◆ **WHAT TO DO**
Copy every entry exactly as given, minus the images.

◆ **THE DATA**
******

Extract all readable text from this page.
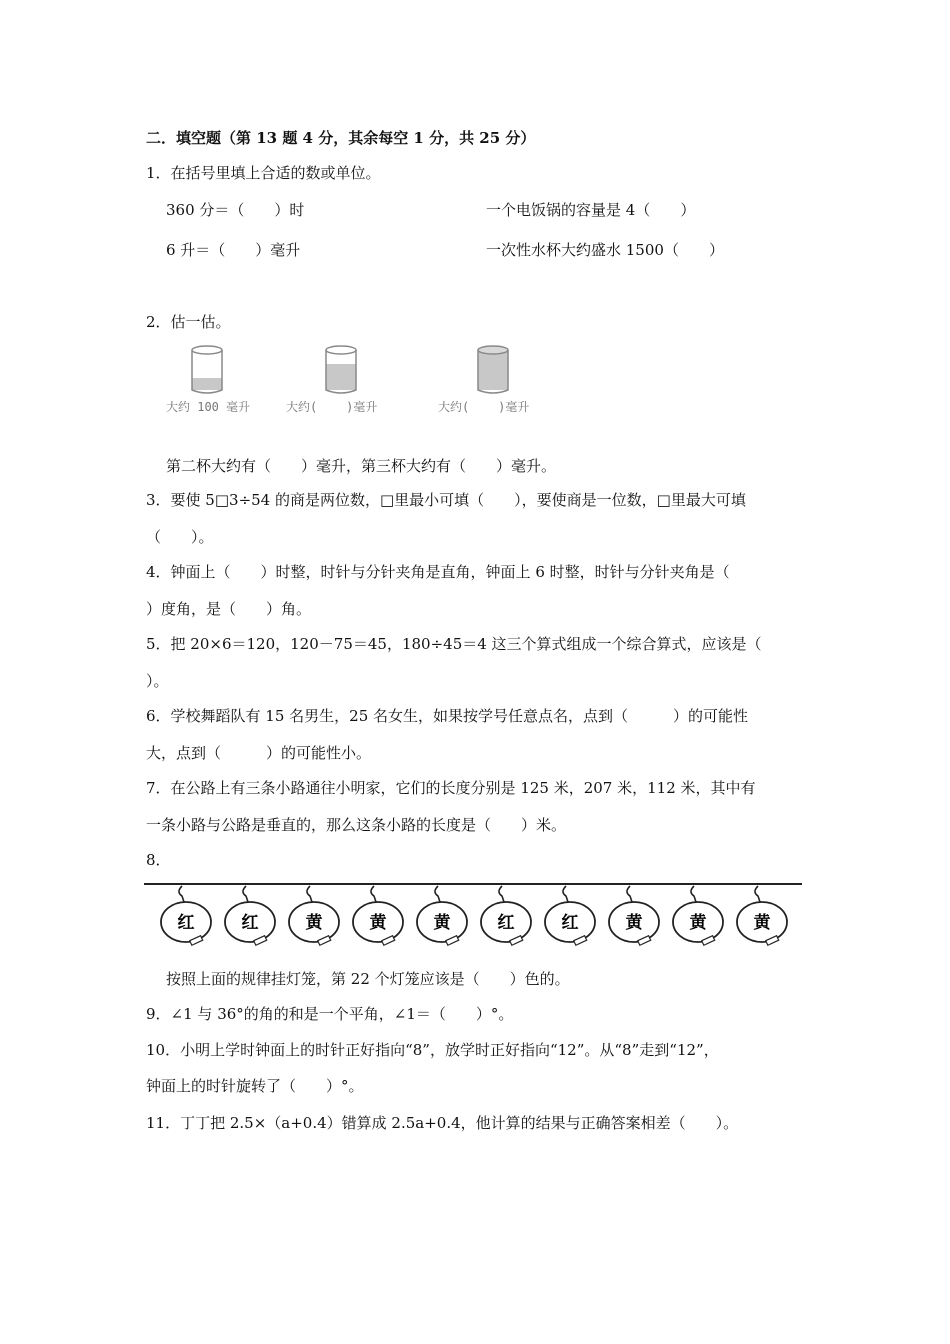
二．填空题（第 13 题 4 分，其余每空 1 分，共 25 分）
1．在括号里填上合适的数或单位。
360 分＝（　　）时	一个电饭锅的容量是 4（　　）
6 升＝（　　）毫升	一次性水杯大约盛水 1500（　　）
2．估一估。
大约 100 毫升	大约(    )毫升	大约(    )毫升
第二杯大约有（　　）毫升，第三杯大约有（　　）毫升。
3．要使 5□3÷54 的商是两位数，□里最小可填（　　），要使商是一位数，□里最大可填
（　　）。
4．钟面上（　　）时整，时针与分针夹角是直角，钟面上 6 时整，时针与分针夹角是（
）度角，是（　　）角。
5．把 20×6＝120，120－75＝45，180÷45＝4 这三个算式组成一个综合算式，应该是（
）。
6．学校舞蹈队有 15 名男生，25 名女生，如果按学号任意点名，点到（　　　）的可能性
大，点到（　　　）的可能性小。
7．在公路上有三条小路通往小明家，它们的长度分别是 125 米，207 米，112 米，其中有
一条小路与公路是垂直的，那么这条小路的长度是（　　）米。
8．
红	红	黄	黄	黄	红	红	黄	黄	黄
按照上面的规律挂灯笼，第 22 个灯笼应该是（　　）色的。
9．∠1 与 36°的角的和是一个平角，∠1＝（　　）°。
10．小明上学时钟面上的时针正好指向“8”，放学时正好指向“12”。从“8”走到“12”，
钟面上的时针旋转了（　　）°。
11．丁丁把 2.5×（a+0.4）错算成 2.5a+0.4，他计算的结果与正确答案相差（　　）。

******

◆ **EXERCISE RESPONSE**
Extract all readable text from this page.
二．填空题（第 13 题 4 分，其余每空 1 分，共 25 分）
1．在括号里填上合适的数或单位。
360 分＝（　　）时	一个电饭锅的容量是 4（　　）
6 升＝（　　）毫升	一次性水杯大约盛水 1500（　　）
2．估一估。
大约 100 毫升	大约(    )毫升	大约(    )毫升
第二杯大约有（　　）毫升，第三杯大约有（　　）毫升。
3．要使 5□3÷54 的商是两位数，□里最小可填（　　），要使商是一位数，□里最大可填
（　　）。
4．钟面上（　　）时整，时针与分针夹角是直角，钟面上 6 时整，时针与分针夹角是（
）度角，是（　　）角。
5．把 20×6＝120，120－75＝45，180÷45＝4 这三个算式组成一个综合算式，应该是（
）。
6．学校舞蹈队有 15 名男生，25 名女生，如果按学号任意点名，点到（　　　）的可能性
大，点到（　　　）的可能性小。
7．在公路上有三条小路通往小明家，它们的长度分别是 125 米，207 米，112 米，其中有
一条小路与公路是垂直的，那么这条小路的长度是（　　）米。
8．
红	红	黄	黄	黄	红	红	黄	黄	黄
按照上面的规律挂灯笼，第 22 个灯笼应该是（　　）色的。
9．∠1 与 36°的角的和是一个平角，∠1＝（　　）°。
10．小明上学时钟面上的时针正好指向“8”，放学时正好指向“12”。从“8”走到“12”，
钟面上的时针旋转了（　　）°。
11．丁丁把 2.5×（a+0.4）错算成 2.5a+0.4，他计算的结果与正确答案相差（　　）。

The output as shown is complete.